» **Recorded information**:
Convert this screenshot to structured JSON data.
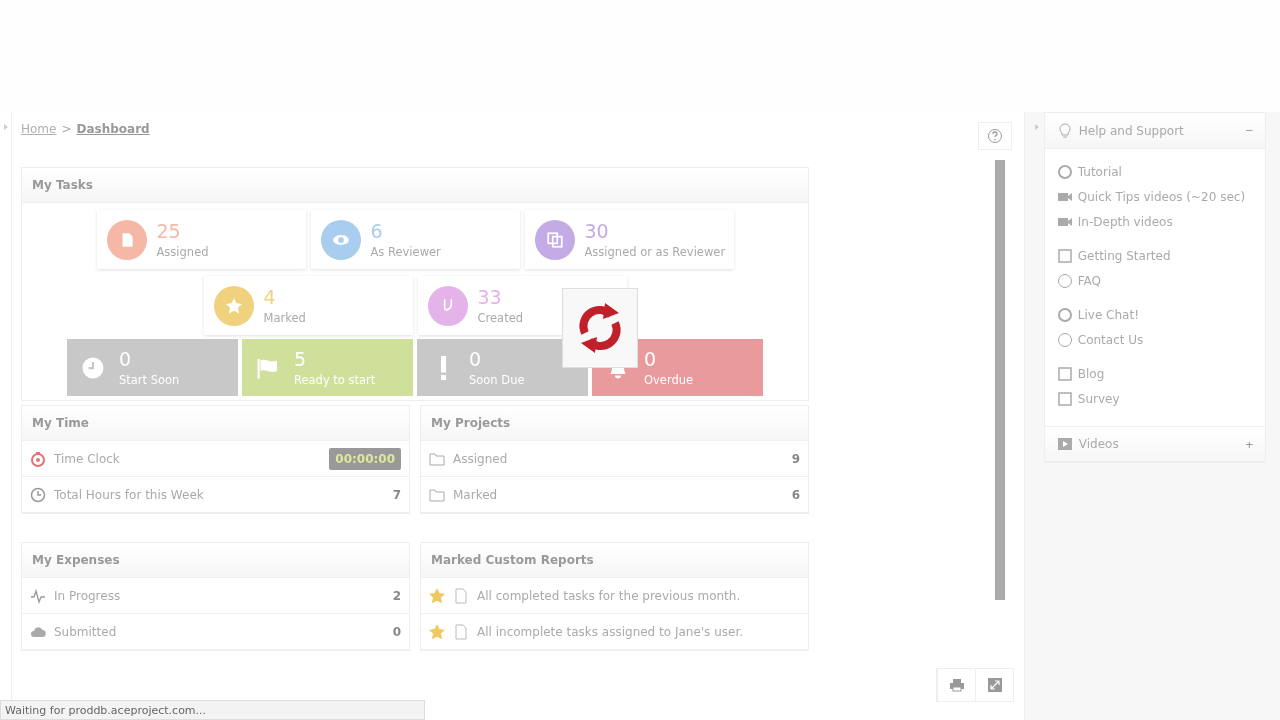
{
  "breadcrumb_separator": ">",
  "breadcrumb": [
    {
      "label": "Home",
      "current": false
    },
    {
      "label": "Dashboard",
      "current": true
    }
  ],
  "my_tasks": {
    "title": "My Tasks",
    "cards": [
      {
        "count": "25",
        "label": "Assigned",
        "color": "#f5b8a6"
      },
      {
        "count": "6",
        "label": "As Reviewer",
        "color": "#a9cdee"
      },
      {
        "count": "30",
        "label": "Assigned or as Reviewer",
        "color": "#c3abe6"
      },
      {
        "count": "4",
        "label": "Marked",
        "color": "#f0d27e"
      },
      {
        "count": "33",
        "label": "Created",
        "color": "#e4b3ea"
      }
    ],
    "tiles": [
      {
        "count": "0",
        "label": "Start Soon",
        "color": "#c8c8c8"
      },
      {
        "count": "5",
        "label": "Ready to start",
        "color": "#cfe09a"
      },
      {
        "count": "0",
        "label": "Soon Due",
        "color": "#c8c8c8"
      },
      {
        "count": "0",
        "label": "Overdue",
        "color": "#e89a9c"
      }
    ]
  },
  "my_time": {
    "title": "My Time",
    "rows": [
      {
        "label": "Time Clock",
        "value": "00:00:00",
        "kind": "timer"
      },
      {
        "label": "Total Hours for this Week",
        "value": "7",
        "kind": "plain"
      }
    ]
  },
  "my_projects": {
    "title": "My Projects",
    "rows": [
      {
        "label": "Assigned",
        "value": "9",
        "kind": "plain"
      },
      {
        "label": "Marked",
        "value": "6",
        "kind": "plain"
      }
    ]
  },
  "my_expenses": {
    "title": "My Expenses",
    "rows": [
      {
        "label": "In Progress",
        "value": "2",
        "kind": "plain"
      },
      {
        "label": "Submitted",
        "value": "0",
        "kind": "plain"
      }
    ]
  },
  "reports": {
    "title": "Marked Custom Reports",
    "items": [
      {
        "text": "All completed tasks for the previous month.",
        "marked": true
      },
      {
        "text": "All incomplete tasks assigned to Jane's user.",
        "marked": true
      }
    ]
  },
  "help": {
    "title": "Help and Support",
    "toggle": "−",
    "groups": [
      [
        "Tutorial",
        "Quick Tips videos (~20 sec)",
        "In-Depth videos"
      ],
      [
        "Getting Started",
        "FAQ"
      ],
      [
        "Live Chat!",
        "Contact Us"
      ],
      [
        "Blog",
        "Survey"
      ]
    ]
  },
  "videos": {
    "title": "Videos",
    "toggle": "+"
  },
  "status_bar": "Waiting for proddb.aceproject.com..."
}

» **Exercise requirements**:
Copy every line of the data exactly as written, excluding the pictures.

» **Exercise output**:
Convert this screenshot to structured JSON data.
{
  "breadcrumb_separator": ">",
  "breadcrumb": [
    {
      "label": "Home",
      "current": false
    },
    {
      "label": "Dashboard",
      "current": true
    }
  ],
  "my_tasks": {
    "title": "My Tasks",
    "cards": [
      {
        "count": "25",
        "label": "Assigned",
        "color": "#f5b8a6"
      },
      {
        "count": "6",
        "label": "As Reviewer",
        "color": "#a9cdee"
      },
      {
        "count": "30",
        "label": "Assigned or as Reviewer",
        "color": "#c3abe6"
      },
      {
        "count": "4",
        "label": "Marked",
        "color": "#f0d27e"
      },
      {
        "count": "33",
        "label": "Created",
        "color": "#e4b3ea"
      }
    ],
    "tiles": [
      {
        "count": "0",
        "label": "Start Soon",
        "color": "#c8c8c8"
      },
      {
        "count": "5",
        "label": "Ready to start",
        "color": "#cfe09a"
      },
      {
        "count": "0",
        "label": "Soon Due",
        "color": "#c8c8c8"
      },
      {
        "count": "0",
        "label": "Overdue",
        "color": "#e89a9c"
      }
    ]
  },
  "my_time": {
    "title": "My Time",
    "rows": [
      {
        "label": "Time Clock",
        "value": "00:00:00",
        "kind": "timer"
      },
      {
        "label": "Total Hours for this Week",
        "value": "7",
        "kind": "plain"
      }
    ]
  },
  "my_projects": {
    "title": "My Projects",
    "rows": [
      {
        "label": "Assigned",
        "value": "9",
        "kind": "plain"
      },
      {
        "label": "Marked",
        "value": "6",
        "kind": "plain"
      }
    ]
  },
  "my_expenses": {
    "title": "My Expenses",
    "rows": [
      {
        "label": "In Progress",
        "value": "2",
        "kind": "plain"
      },
      {
        "label": "Submitted",
        "value": "0",
        "kind": "plain"
      }
    ]
  },
  "reports": {
    "title": "Marked Custom Reports",
    "items": [
      {
        "text": "All completed tasks for the previous month.",
        "marked": true
      },
      {
        "text": "All incomplete tasks assigned to Jane's user.",
        "marked": true
      }
    ]
  },
  "help": {
    "title": "Help and Support",
    "toggle": "−",
    "groups": [
      [
        "Tutorial",
        "Quick Tips videos (~20 sec)",
        "In-Depth videos"
      ],
      [
        "Getting Started",
        "FAQ"
      ],
      [
        "Live Chat!",
        "Contact Us"
      ],
      [
        "Blog",
        "Survey"
      ]
    ]
  },
  "videos": {
    "title": "Videos",
    "toggle": "+"
  },
  "status_bar": "Waiting for proddb.aceproject.com..."
}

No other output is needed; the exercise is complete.